▸ **Exercise instructions**:
Return the entries below in their exact form, leaving the pictures out.

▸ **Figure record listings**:
## begin
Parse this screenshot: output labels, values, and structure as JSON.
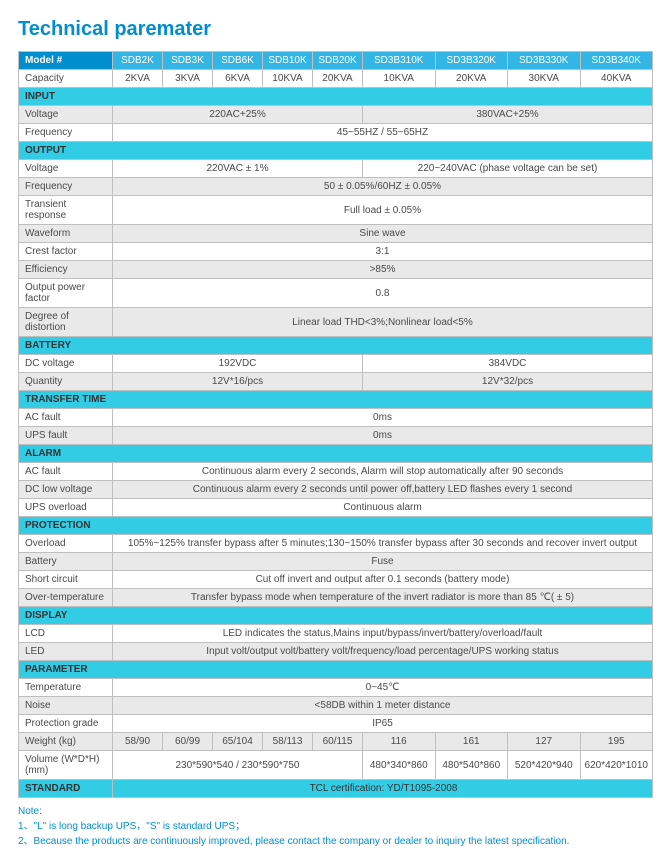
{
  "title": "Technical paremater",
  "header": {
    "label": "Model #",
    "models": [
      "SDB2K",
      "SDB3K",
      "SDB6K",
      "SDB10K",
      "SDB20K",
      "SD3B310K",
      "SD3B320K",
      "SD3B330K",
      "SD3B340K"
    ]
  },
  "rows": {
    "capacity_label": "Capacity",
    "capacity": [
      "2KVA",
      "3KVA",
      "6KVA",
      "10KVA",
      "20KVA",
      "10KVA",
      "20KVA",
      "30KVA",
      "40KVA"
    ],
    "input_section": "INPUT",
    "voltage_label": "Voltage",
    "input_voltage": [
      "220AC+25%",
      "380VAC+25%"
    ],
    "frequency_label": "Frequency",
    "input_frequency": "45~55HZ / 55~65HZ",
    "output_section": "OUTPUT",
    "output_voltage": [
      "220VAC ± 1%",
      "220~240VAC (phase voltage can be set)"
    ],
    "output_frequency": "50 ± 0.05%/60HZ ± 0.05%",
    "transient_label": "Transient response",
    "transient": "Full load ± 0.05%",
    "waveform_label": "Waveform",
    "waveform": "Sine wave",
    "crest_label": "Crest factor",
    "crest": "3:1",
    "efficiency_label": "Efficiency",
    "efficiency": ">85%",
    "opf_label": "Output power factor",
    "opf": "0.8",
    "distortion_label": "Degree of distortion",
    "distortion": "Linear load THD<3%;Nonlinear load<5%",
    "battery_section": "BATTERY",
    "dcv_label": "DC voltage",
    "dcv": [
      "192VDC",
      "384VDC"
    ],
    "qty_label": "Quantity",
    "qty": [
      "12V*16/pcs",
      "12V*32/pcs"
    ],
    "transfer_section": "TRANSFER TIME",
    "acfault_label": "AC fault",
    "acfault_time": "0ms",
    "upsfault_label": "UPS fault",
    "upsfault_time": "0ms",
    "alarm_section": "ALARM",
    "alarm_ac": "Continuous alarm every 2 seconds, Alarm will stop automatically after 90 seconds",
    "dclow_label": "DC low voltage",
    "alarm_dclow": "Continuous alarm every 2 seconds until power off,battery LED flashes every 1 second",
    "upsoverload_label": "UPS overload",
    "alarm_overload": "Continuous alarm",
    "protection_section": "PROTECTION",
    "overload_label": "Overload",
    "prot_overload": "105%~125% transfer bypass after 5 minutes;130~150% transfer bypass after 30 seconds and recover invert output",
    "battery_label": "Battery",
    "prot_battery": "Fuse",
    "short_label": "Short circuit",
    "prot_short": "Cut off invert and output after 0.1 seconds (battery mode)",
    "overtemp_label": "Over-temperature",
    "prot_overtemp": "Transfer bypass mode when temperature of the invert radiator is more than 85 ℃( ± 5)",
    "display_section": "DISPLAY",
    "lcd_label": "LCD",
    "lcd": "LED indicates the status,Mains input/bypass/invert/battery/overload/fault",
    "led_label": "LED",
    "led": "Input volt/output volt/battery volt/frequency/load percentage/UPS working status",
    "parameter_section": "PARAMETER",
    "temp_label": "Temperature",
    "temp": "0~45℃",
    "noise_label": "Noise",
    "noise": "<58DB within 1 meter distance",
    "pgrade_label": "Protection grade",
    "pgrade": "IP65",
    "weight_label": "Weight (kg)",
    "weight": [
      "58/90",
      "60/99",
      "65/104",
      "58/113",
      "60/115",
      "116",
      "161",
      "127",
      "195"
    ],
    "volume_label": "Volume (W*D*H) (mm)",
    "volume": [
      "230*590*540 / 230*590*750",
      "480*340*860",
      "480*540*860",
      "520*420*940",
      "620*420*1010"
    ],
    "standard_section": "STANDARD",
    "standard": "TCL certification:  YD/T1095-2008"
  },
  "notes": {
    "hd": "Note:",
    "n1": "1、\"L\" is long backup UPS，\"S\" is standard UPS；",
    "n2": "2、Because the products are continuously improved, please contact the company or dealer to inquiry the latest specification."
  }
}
## end
▸ **Solution**:
Parse this screenshot: output labels, values, and structure as JSON.
{
  "title": "Technical paremater",
  "header": {
    "label": "Model #",
    "models": [
      "SDB2K",
      "SDB3K",
      "SDB6K",
      "SDB10K",
      "SDB20K",
      "SD3B310K",
      "SD3B320K",
      "SD3B330K",
      "SD3B340K"
    ]
  },
  "rows": {
    "capacity_label": "Capacity",
    "capacity": [
      "2KVA",
      "3KVA",
      "6KVA",
      "10KVA",
      "20KVA",
      "10KVA",
      "20KVA",
      "30KVA",
      "40KVA"
    ],
    "input_section": "INPUT",
    "voltage_label": "Voltage",
    "input_voltage": [
      "220AC+25%",
      "380VAC+25%"
    ],
    "frequency_label": "Frequency",
    "input_frequency": "45~55HZ / 55~65HZ",
    "output_section": "OUTPUT",
    "output_voltage": [
      "220VAC ± 1%",
      "220~240VAC (phase voltage can be set)"
    ],
    "output_frequency": "50 ± 0.05%/60HZ ± 0.05%",
    "transient_label": "Transient response",
    "transient": "Full load ± 0.05%",
    "waveform_label": "Waveform",
    "waveform": "Sine wave",
    "crest_label": "Crest factor",
    "crest": "3:1",
    "efficiency_label": "Efficiency",
    "efficiency": ">85%",
    "opf_label": "Output power factor",
    "opf": "0.8",
    "distortion_label": "Degree of distortion",
    "distortion": "Linear load THD<3%;Nonlinear load<5%",
    "battery_section": "BATTERY",
    "dcv_label": "DC voltage",
    "dcv": [
      "192VDC",
      "384VDC"
    ],
    "qty_label": "Quantity",
    "qty": [
      "12V*16/pcs",
      "12V*32/pcs"
    ],
    "transfer_section": "TRANSFER TIME",
    "acfault_label": "AC fault",
    "acfault_time": "0ms",
    "upsfault_label": "UPS fault",
    "upsfault_time": "0ms",
    "alarm_section": "ALARM",
    "alarm_ac": "Continuous alarm every 2 seconds, Alarm will stop automatically after 90 seconds",
    "dclow_label": "DC low voltage",
    "alarm_dclow": "Continuous alarm every 2 seconds until power off,battery LED flashes every 1 second",
    "upsoverload_label": "UPS overload",
    "alarm_overload": "Continuous alarm",
    "protection_section": "PROTECTION",
    "overload_label": "Overload",
    "prot_overload": "105%~125% transfer bypass after 5 minutes;130~150% transfer bypass after 30 seconds and recover invert output",
    "battery_label": "Battery",
    "prot_battery": "Fuse",
    "short_label": "Short circuit",
    "prot_short": "Cut off invert and output after 0.1 seconds (battery mode)",
    "overtemp_label": "Over-temperature",
    "prot_overtemp": "Transfer bypass mode when temperature of the invert radiator is more than 85 ℃( ± 5)",
    "display_section": "DISPLAY",
    "lcd_label": "LCD",
    "lcd": "LED indicates the status,Mains input/bypass/invert/battery/overload/fault",
    "led_label": "LED",
    "led": "Input volt/output volt/battery volt/frequency/load percentage/UPS working status",
    "parameter_section": "PARAMETER",
    "temp_label": "Temperature",
    "temp": "0~45℃",
    "noise_label": "Noise",
    "noise": "<58DB within 1 meter distance",
    "pgrade_label": "Protection grade",
    "pgrade": "IP65",
    "weight_label": "Weight (kg)",
    "weight": [
      "58/90",
      "60/99",
      "65/104",
      "58/113",
      "60/115",
      "116",
      "161",
      "127",
      "195"
    ],
    "volume_label": "Volume (W*D*H) (mm)",
    "volume": [
      "230*590*540 / 230*590*750",
      "480*340*860",
      "480*540*860",
      "520*420*940",
      "620*420*1010"
    ],
    "standard_section": "STANDARD",
    "standard": "TCL certification:  YD/T1095-2008"
  },
  "notes": {
    "hd": "Note:",
    "n1": "1、\"L\" is long backup UPS，\"S\" is standard UPS；",
    "n2": "2、Because the products are continuously improved, please contact the company or dealer to inquiry the latest specification."
  }
}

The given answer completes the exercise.